» **EXERCISE GOAL**: Every record must appear in your copy exactly as written, with no pictures.

● ● ● ● ●

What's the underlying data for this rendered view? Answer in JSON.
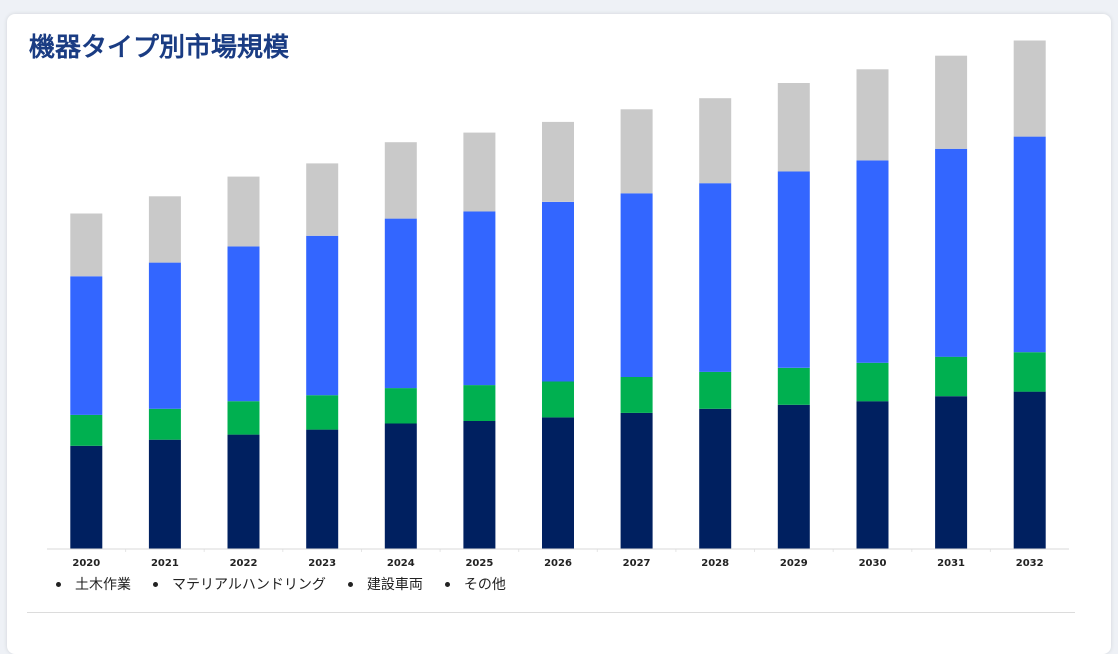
{
  "page": {
    "title": "機器タイプ別市場規模"
  },
  "chart_data": {
    "type": "bar",
    "stacked": true,
    "title": "機器タイプ別市場規模",
    "xlabel": "",
    "ylabel": "",
    "ylim": [
      0,
      100
    ],
    "grid": false,
    "legend_position": "bottom-left",
    "categories": [
      "2020",
      "2021",
      "2022",
      "2023",
      "2024",
      "2025",
      "2026",
      "2027",
      "2028",
      "2029",
      "2030",
      "2031",
      "2032"
    ],
    "series": [
      {
        "name": "土木作業",
        "color": "#002060",
        "values": [
          20.4,
          21.6,
          22.6,
          23.6,
          24.8,
          25.3,
          26.0,
          26.9,
          27.7,
          28.5,
          29.2,
          30.2,
          31.1
        ]
      },
      {
        "name": "マテリアルハンドリング",
        "color": "#00b050",
        "values": [
          6.1,
          6.1,
          6.6,
          6.8,
          7.0,
          7.1,
          7.1,
          7.1,
          7.3,
          7.3,
          7.6,
          7.8,
          7.8
        ]
      },
      {
        "name": "建設車両",
        "color": "#3366ff",
        "values": [
          27.4,
          28.9,
          30.6,
          31.5,
          33.5,
          34.3,
          35.5,
          36.3,
          37.3,
          38.8,
          40.0,
          41.1,
          42.6
        ]
      },
      {
        "name": "その他",
        "color": "#c9c9c9",
        "values": [
          12.4,
          13.1,
          13.8,
          14.3,
          15.1,
          15.6,
          15.8,
          16.6,
          16.8,
          17.5,
          18.0,
          18.4,
          19.0
        ]
      }
    ]
  }
}
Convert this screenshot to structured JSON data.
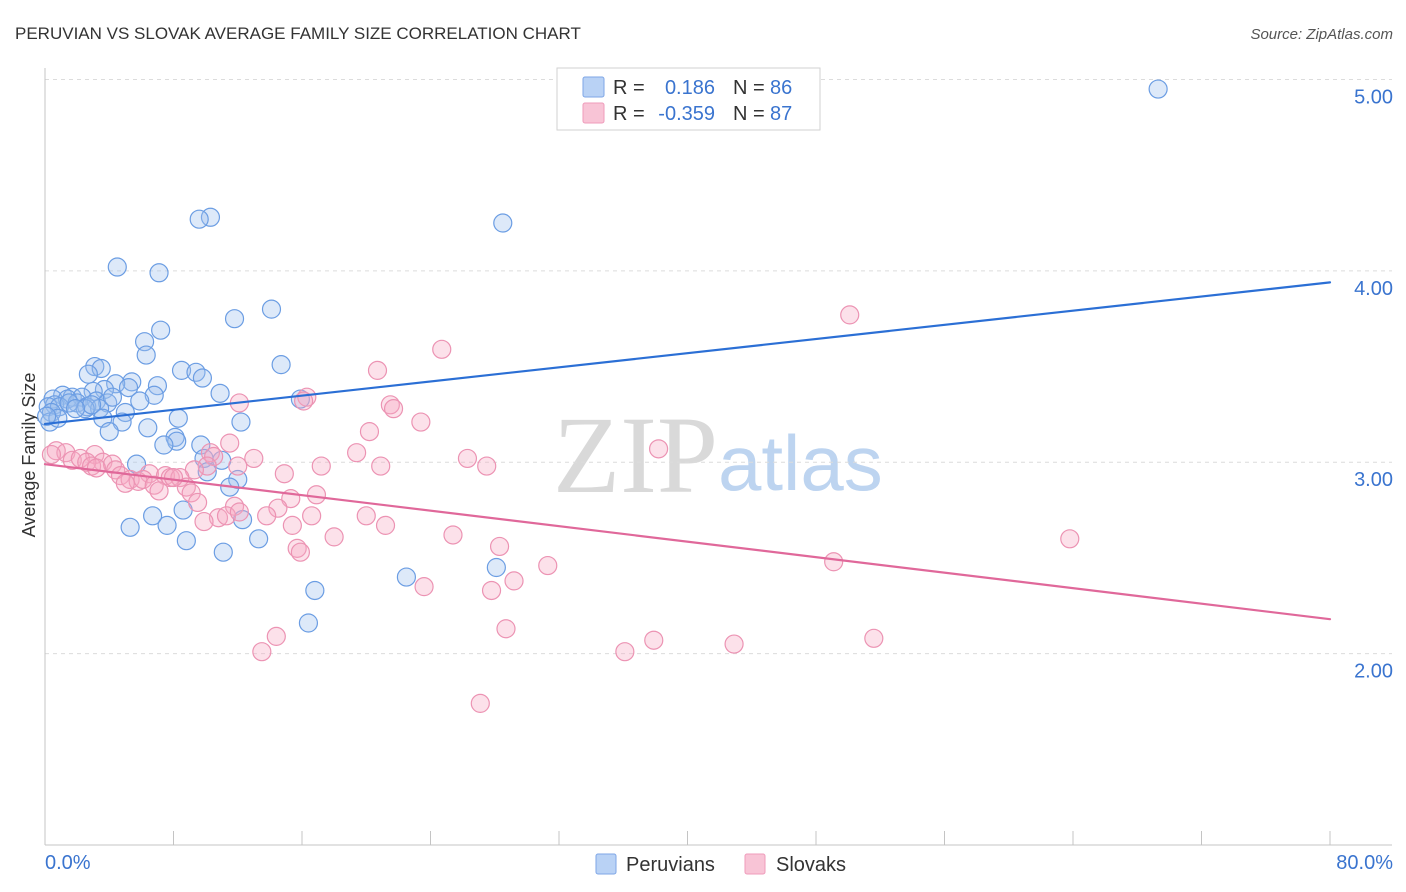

● ● ● ● ●

» **THE COMPLETED TASK**:
What's the underlying data for this rendered view? Answer in JSON.
{
  "page": {
    "title": "機器タイプ別市場規模"
  },
  "chart_data": {
    "type": "bar",
    "stacked": true,
    "title": "機器タイプ別市場規模",
    "xlabel": "",
    "ylabel": "",
    "ylim": [
      0,
      100
    ],
    "grid": false,
    "legend_position": "bottom-left",
    "categories": [
      "2020",
      "2021",
      "2022",
      "2023",
      "2024",
      "2025",
      "2026",
      "2027",
      "2028",
      "2029",
      "2030",
      "2031",
      "2032"
    ],
    "series": [
      {
        "name": "土木作業",
        "color": "#002060",
        "values": [
          20.4,
          21.6,
          22.6,
          23.6,
          24.8,
          25.3,
          26.0,
          26.9,
          27.7,
          28.5,
          29.2,
          30.2,
          31.1
        ]
      },
      {
        "name": "マテリアルハンドリング",
        "color": "#00b050",
        "values": [
          6.1,
          6.1,
          6.6,
          6.8,
          7.0,
          7.1,
          7.1,
          7.1,
          7.3,
          7.3,
          7.6,
          7.8,
          7.8
        ]
      },
      {
        "name": "建設車両",
        "color": "#3366ff",
        "values": [
          27.4,
          28.9,
          30.6,
          31.5,
          33.5,
          34.3,
          35.5,
          36.3,
          37.3,
          38.8,
          40.0,
          41.1,
          42.6
        ]
      },
      {
        "name": "その他",
        "color": "#c9c9c9",
        "values": [
          12.4,
          13.1,
          13.8,
          14.3,
          15.1,
          15.6,
          15.8,
          16.6,
          16.8,
          17.5,
          18.0,
          18.4,
          19.0
        ]
      }
    ]
  }
}
Convert this screenshot to structured JSON data.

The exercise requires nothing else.